SUPPLIED MATERIAL>

— START —

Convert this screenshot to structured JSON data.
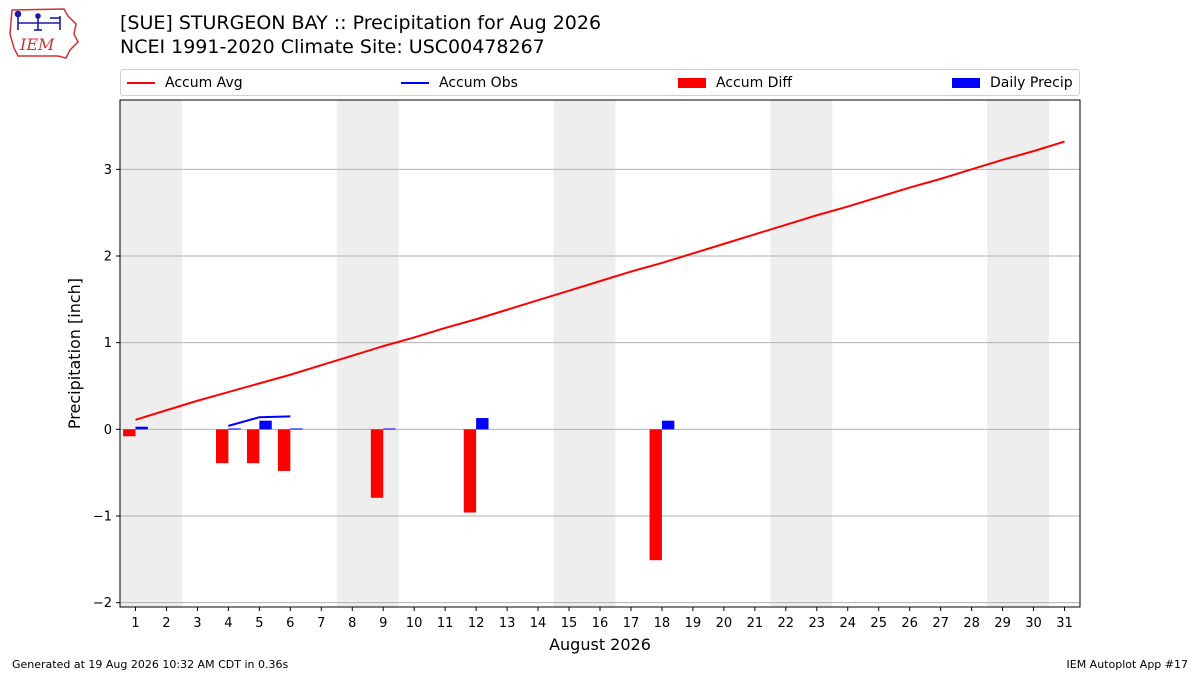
{
  "header": {
    "logo_text": "IEM",
    "title_line1": "[SUE] STURGEON BAY :: Precipitation for Aug 2026",
    "title_line2": "NCEI 1991-2020 Climate Site: USC00478267"
  },
  "footer": {
    "generated": "Generated at 19 Aug 2026 10:32 AM CDT in 0.36s",
    "app": "IEM Autoplot App #17"
  },
  "legend": {
    "items": [
      {
        "label": "Accum Avg",
        "kind": "line",
        "color": "#ff0000"
      },
      {
        "label": "Accum Obs",
        "kind": "line",
        "color": "#0000ff"
      },
      {
        "label": "Accum Diff",
        "kind": "box",
        "color": "#ff0000"
      },
      {
        "label": "Daily Precip",
        "kind": "box",
        "color": "#0000ff"
      }
    ]
  },
  "chart_data": {
    "type": "bar",
    "xlabel": "August 2026",
    "ylabel": "Precipitation [inch]",
    "xlim": [
      0.5,
      31.5
    ],
    "ylim": [
      -2.05,
      3.8
    ],
    "yticks": [
      -2,
      -1,
      0,
      1,
      2,
      3
    ],
    "ytick_labels": [
      "−2",
      "−1",
      "0",
      "1",
      "2",
      "3"
    ],
    "xticks": [
      1,
      2,
      3,
      4,
      5,
      6,
      7,
      8,
      9,
      10,
      11,
      12,
      13,
      14,
      15,
      16,
      17,
      18,
      19,
      20,
      21,
      22,
      23,
      24,
      25,
      26,
      27,
      28,
      29,
      30,
      31
    ],
    "grid": true,
    "legend_position": "top",
    "weekend_shading": [
      [
        1,
        2
      ],
      [
        8,
        9
      ],
      [
        15,
        16
      ],
      [
        22,
        23
      ],
      [
        29,
        30
      ]
    ],
    "accum_avg": {
      "name": "Accum Avg",
      "color": "#ff0000",
      "x": [
        1,
        2,
        3,
        4,
        5,
        6,
        7,
        8,
        9,
        10,
        11,
        12,
        13,
        14,
        15,
        16,
        17,
        18,
        19,
        20,
        21,
        22,
        23,
        24,
        25,
        26,
        27,
        28,
        29,
        30,
        31
      ],
      "values": [
        0.11,
        0.22,
        0.33,
        0.43,
        0.53,
        0.63,
        0.74,
        0.85,
        0.96,
        1.06,
        1.17,
        1.27,
        1.38,
        1.49,
        1.6,
        1.71,
        1.82,
        1.92,
        2.03,
        2.14,
        2.25,
        2.36,
        2.47,
        2.57,
        2.68,
        2.79,
        2.89,
        3.0,
        3.11,
        3.21,
        3.32
      ]
    },
    "accum_obs": {
      "name": "Accum Obs",
      "color": "#0000ff",
      "x": [
        4,
        5,
        6
      ],
      "values": [
        0.04,
        0.14,
        0.15
      ]
    },
    "accum_diff": {
      "name": "Accum Diff",
      "color": "#ff0000",
      "x": [
        1,
        4,
        5,
        6,
        9,
        12,
        18
      ],
      "values": [
        -0.08,
        -0.39,
        -0.39,
        -0.48,
        -0.79,
        -0.96,
        -1.51
      ]
    },
    "daily_precip": {
      "name": "Daily Precip",
      "color": "#0000ff",
      "x": [
        1,
        4,
        5,
        6,
        9,
        12,
        18
      ],
      "values": [
        0.03,
        0.01,
        0.1,
        0.01,
        0.01,
        0.13,
        0.1
      ]
    }
  }
}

— END —

Skip the pictures and print each record exactly as it stands.

Convert this screenshot to structured JSON data.
{
  "header": {
    "logo_text": "IEM",
    "title_line1": "[SUE] STURGEON BAY :: Precipitation for Aug 2026",
    "title_line2": "NCEI 1991-2020 Climate Site: USC00478267"
  },
  "footer": {
    "generated": "Generated at 19 Aug 2026 10:32 AM CDT in 0.36s",
    "app": "IEM Autoplot App #17"
  },
  "legend": {
    "items": [
      {
        "label": "Accum Avg",
        "kind": "line",
        "color": "#ff0000"
      },
      {
        "label": "Accum Obs",
        "kind": "line",
        "color": "#0000ff"
      },
      {
        "label": "Accum Diff",
        "kind": "box",
        "color": "#ff0000"
      },
      {
        "label": "Daily Precip",
        "kind": "box",
        "color": "#0000ff"
      }
    ]
  },
  "chart_data": {
    "type": "bar",
    "xlabel": "August 2026",
    "ylabel": "Precipitation [inch]",
    "xlim": [
      0.5,
      31.5
    ],
    "ylim": [
      -2.05,
      3.8
    ],
    "yticks": [
      -2,
      -1,
      0,
      1,
      2,
      3
    ],
    "ytick_labels": [
      "−2",
      "−1",
      "0",
      "1",
      "2",
      "3"
    ],
    "xticks": [
      1,
      2,
      3,
      4,
      5,
      6,
      7,
      8,
      9,
      10,
      11,
      12,
      13,
      14,
      15,
      16,
      17,
      18,
      19,
      20,
      21,
      22,
      23,
      24,
      25,
      26,
      27,
      28,
      29,
      30,
      31
    ],
    "grid": true,
    "legend_position": "top",
    "weekend_shading": [
      [
        1,
        2
      ],
      [
        8,
        9
      ],
      [
        15,
        16
      ],
      [
        22,
        23
      ],
      [
        29,
        30
      ]
    ],
    "accum_avg": {
      "name": "Accum Avg",
      "color": "#ff0000",
      "x": [
        1,
        2,
        3,
        4,
        5,
        6,
        7,
        8,
        9,
        10,
        11,
        12,
        13,
        14,
        15,
        16,
        17,
        18,
        19,
        20,
        21,
        22,
        23,
        24,
        25,
        26,
        27,
        28,
        29,
        30,
        31
      ],
      "values": [
        0.11,
        0.22,
        0.33,
        0.43,
        0.53,
        0.63,
        0.74,
        0.85,
        0.96,
        1.06,
        1.17,
        1.27,
        1.38,
        1.49,
        1.6,
        1.71,
        1.82,
        1.92,
        2.03,
        2.14,
        2.25,
        2.36,
        2.47,
        2.57,
        2.68,
        2.79,
        2.89,
        3.0,
        3.11,
        3.21,
        3.32
      ]
    },
    "accum_obs": {
      "name": "Accum Obs",
      "color": "#0000ff",
      "x": [
        4,
        5,
        6
      ],
      "values": [
        0.04,
        0.14,
        0.15
      ]
    },
    "accum_diff": {
      "name": "Accum Diff",
      "color": "#ff0000",
      "x": [
        1,
        4,
        5,
        6,
        9,
        12,
        18
      ],
      "values": [
        -0.08,
        -0.39,
        -0.39,
        -0.48,
        -0.79,
        -0.96,
        -1.51
      ]
    },
    "daily_precip": {
      "name": "Daily Precip",
      "color": "#0000ff",
      "x": [
        1,
        4,
        5,
        6,
        9,
        12,
        18
      ],
      "values": [
        0.03,
        0.01,
        0.1,
        0.01,
        0.01,
        0.13,
        0.1
      ]
    }
  }
}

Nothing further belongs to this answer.